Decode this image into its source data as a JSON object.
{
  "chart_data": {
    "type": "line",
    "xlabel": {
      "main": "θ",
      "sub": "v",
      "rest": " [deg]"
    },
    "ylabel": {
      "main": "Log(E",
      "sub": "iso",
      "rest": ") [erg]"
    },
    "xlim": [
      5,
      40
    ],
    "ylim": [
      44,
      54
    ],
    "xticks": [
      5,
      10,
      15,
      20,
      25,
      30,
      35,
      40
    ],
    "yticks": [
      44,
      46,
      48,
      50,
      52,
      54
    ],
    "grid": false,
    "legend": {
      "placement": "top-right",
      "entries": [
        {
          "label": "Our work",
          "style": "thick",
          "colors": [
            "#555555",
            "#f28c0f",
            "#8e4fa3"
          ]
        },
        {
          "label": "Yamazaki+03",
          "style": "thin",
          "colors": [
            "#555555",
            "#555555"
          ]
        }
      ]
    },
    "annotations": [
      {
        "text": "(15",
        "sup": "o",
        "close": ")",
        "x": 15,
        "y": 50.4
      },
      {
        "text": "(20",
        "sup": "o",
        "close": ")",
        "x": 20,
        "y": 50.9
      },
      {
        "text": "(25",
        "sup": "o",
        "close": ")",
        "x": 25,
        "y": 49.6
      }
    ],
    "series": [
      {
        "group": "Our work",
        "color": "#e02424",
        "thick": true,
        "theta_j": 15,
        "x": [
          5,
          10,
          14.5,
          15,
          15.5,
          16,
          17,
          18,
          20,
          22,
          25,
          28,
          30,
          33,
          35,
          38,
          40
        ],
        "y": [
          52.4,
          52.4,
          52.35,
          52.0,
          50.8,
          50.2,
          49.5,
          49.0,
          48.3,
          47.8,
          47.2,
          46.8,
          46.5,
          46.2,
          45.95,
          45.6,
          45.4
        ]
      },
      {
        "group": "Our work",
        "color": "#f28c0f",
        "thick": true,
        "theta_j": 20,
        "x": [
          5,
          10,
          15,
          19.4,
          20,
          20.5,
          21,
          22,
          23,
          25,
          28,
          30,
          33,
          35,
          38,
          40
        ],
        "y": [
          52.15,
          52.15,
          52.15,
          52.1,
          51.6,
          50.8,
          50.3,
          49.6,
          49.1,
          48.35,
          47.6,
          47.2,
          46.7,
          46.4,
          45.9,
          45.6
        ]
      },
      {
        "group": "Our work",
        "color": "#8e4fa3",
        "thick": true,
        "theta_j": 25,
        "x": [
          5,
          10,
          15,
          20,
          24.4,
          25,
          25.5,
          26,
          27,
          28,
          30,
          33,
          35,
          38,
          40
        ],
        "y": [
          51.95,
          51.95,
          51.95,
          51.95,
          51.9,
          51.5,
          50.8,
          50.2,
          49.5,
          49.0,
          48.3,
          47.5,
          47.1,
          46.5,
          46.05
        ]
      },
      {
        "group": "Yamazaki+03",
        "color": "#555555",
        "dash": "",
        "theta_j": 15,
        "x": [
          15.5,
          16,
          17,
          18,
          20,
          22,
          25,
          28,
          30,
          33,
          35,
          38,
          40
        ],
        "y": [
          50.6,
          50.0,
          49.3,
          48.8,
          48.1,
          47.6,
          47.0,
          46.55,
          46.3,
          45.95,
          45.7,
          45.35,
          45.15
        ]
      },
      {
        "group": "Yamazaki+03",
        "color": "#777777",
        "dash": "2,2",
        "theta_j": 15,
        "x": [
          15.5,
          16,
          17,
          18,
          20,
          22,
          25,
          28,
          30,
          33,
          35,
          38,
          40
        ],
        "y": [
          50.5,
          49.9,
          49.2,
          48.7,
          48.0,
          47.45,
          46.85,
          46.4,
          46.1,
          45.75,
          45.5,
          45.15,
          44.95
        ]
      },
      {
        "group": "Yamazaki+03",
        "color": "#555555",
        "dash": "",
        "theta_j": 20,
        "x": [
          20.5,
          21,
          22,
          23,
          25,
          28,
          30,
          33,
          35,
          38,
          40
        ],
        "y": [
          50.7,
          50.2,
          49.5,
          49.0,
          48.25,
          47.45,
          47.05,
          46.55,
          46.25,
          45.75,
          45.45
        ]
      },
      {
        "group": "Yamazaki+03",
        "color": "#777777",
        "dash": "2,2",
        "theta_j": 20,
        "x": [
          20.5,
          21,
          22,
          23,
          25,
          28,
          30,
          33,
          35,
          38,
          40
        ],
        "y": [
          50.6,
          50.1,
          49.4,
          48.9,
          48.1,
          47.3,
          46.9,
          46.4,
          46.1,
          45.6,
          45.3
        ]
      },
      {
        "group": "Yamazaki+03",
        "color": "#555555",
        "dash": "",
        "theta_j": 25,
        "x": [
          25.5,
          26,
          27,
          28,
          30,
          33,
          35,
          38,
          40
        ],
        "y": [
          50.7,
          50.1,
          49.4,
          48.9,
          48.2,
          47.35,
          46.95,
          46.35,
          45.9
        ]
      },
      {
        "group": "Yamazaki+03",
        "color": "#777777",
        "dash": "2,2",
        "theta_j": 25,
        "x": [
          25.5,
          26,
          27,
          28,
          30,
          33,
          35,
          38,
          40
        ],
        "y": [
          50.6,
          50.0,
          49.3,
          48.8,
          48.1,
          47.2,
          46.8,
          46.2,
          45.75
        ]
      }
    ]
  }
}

:: Directions ::
Make an exact copy of the data above.

:: Expected answer ::
Decode this image into its source data as a JSON object.
{
  "chart_data": {
    "type": "line",
    "xlabel": {
      "main": "θ",
      "sub": "v",
      "rest": " [deg]"
    },
    "ylabel": {
      "main": "Log(E",
      "sub": "iso",
      "rest": ") [erg]"
    },
    "xlim": [
      5,
      40
    ],
    "ylim": [
      44,
      54
    ],
    "xticks": [
      5,
      10,
      15,
      20,
      25,
      30,
      35,
      40
    ],
    "yticks": [
      44,
      46,
      48,
      50,
      52,
      54
    ],
    "grid": false,
    "legend": {
      "placement": "top-right",
      "entries": [
        {
          "label": "Our work",
          "style": "thick",
          "colors": [
            "#555555",
            "#f28c0f",
            "#8e4fa3"
          ]
        },
        {
          "label": "Yamazaki+03",
          "style": "thin",
          "colors": [
            "#555555",
            "#555555"
          ]
        }
      ]
    },
    "annotations": [
      {
        "text": "(15",
        "sup": "o",
        "close": ")",
        "x": 15,
        "y": 50.4
      },
      {
        "text": "(20",
        "sup": "o",
        "close": ")",
        "x": 20,
        "y": 50.9
      },
      {
        "text": "(25",
        "sup": "o",
        "close": ")",
        "x": 25,
        "y": 49.6
      }
    ],
    "series": [
      {
        "group": "Our work",
        "color": "#e02424",
        "thick": true,
        "theta_j": 15,
        "x": [
          5,
          10,
          14.5,
          15,
          15.5,
          16,
          17,
          18,
          20,
          22,
          25,
          28,
          30,
          33,
          35,
          38,
          40
        ],
        "y": [
          52.4,
          52.4,
          52.35,
          52.0,
          50.8,
          50.2,
          49.5,
          49.0,
          48.3,
          47.8,
          47.2,
          46.8,
          46.5,
          46.2,
          45.95,
          45.6,
          45.4
        ]
      },
      {
        "group": "Our work",
        "color": "#f28c0f",
        "thick": true,
        "theta_j": 20,
        "x": [
          5,
          10,
          15,
          19.4,
          20,
          20.5,
          21,
          22,
          23,
          25,
          28,
          30,
          33,
          35,
          38,
          40
        ],
        "y": [
          52.15,
          52.15,
          52.15,
          52.1,
          51.6,
          50.8,
          50.3,
          49.6,
          49.1,
          48.35,
          47.6,
          47.2,
          46.7,
          46.4,
          45.9,
          45.6
        ]
      },
      {
        "group": "Our work",
        "color": "#8e4fa3",
        "thick": true,
        "theta_j": 25,
        "x": [
          5,
          10,
          15,
          20,
          24.4,
          25,
          25.5,
          26,
          27,
          28,
          30,
          33,
          35,
          38,
          40
        ],
        "y": [
          51.95,
          51.95,
          51.95,
          51.95,
          51.9,
          51.5,
          50.8,
          50.2,
          49.5,
          49.0,
          48.3,
          47.5,
          47.1,
          46.5,
          46.05
        ]
      },
      {
        "group": "Yamazaki+03",
        "color": "#555555",
        "dash": "",
        "theta_j": 15,
        "x": [
          15.5,
          16,
          17,
          18,
          20,
          22,
          25,
          28,
          30,
          33,
          35,
          38,
          40
        ],
        "y": [
          50.6,
          50.0,
          49.3,
          48.8,
          48.1,
          47.6,
          47.0,
          46.55,
          46.3,
          45.95,
          45.7,
          45.35,
          45.15
        ]
      },
      {
        "group": "Yamazaki+03",
        "color": "#777777",
        "dash": "2,2",
        "theta_j": 15,
        "x": [
          15.5,
          16,
          17,
          18,
          20,
          22,
          25,
          28,
          30,
          33,
          35,
          38,
          40
        ],
        "y": [
          50.5,
          49.9,
          49.2,
          48.7,
          48.0,
          47.45,
          46.85,
          46.4,
          46.1,
          45.75,
          45.5,
          45.15,
          44.95
        ]
      },
      {
        "group": "Yamazaki+03",
        "color": "#555555",
        "dash": "",
        "theta_j": 20,
        "x": [
          20.5,
          21,
          22,
          23,
          25,
          28,
          30,
          33,
          35,
          38,
          40
        ],
        "y": [
          50.7,
          50.2,
          49.5,
          49.0,
          48.25,
          47.45,
          47.05,
          46.55,
          46.25,
          45.75,
          45.45
        ]
      },
      {
        "group": "Yamazaki+03",
        "color": "#777777",
        "dash": "2,2",
        "theta_j": 20,
        "x": [
          20.5,
          21,
          22,
          23,
          25,
          28,
          30,
          33,
          35,
          38,
          40
        ],
        "y": [
          50.6,
          50.1,
          49.4,
          48.9,
          48.1,
          47.3,
          46.9,
          46.4,
          46.1,
          45.6,
          45.3
        ]
      },
      {
        "group": "Yamazaki+03",
        "color": "#555555",
        "dash": "",
        "theta_j": 25,
        "x": [
          25.5,
          26,
          27,
          28,
          30,
          33,
          35,
          38,
          40
        ],
        "y": [
          50.7,
          50.1,
          49.4,
          48.9,
          48.2,
          47.35,
          46.95,
          46.35,
          45.9
        ]
      },
      {
        "group": "Yamazaki+03",
        "color": "#777777",
        "dash": "2,2",
        "theta_j": 25,
        "x": [
          25.5,
          26,
          27,
          28,
          30,
          33,
          35,
          38,
          40
        ],
        "y": [
          50.6,
          50.0,
          49.3,
          48.8,
          48.1,
          47.2,
          46.8,
          46.2,
          45.75
        ]
      }
    ]
  }
}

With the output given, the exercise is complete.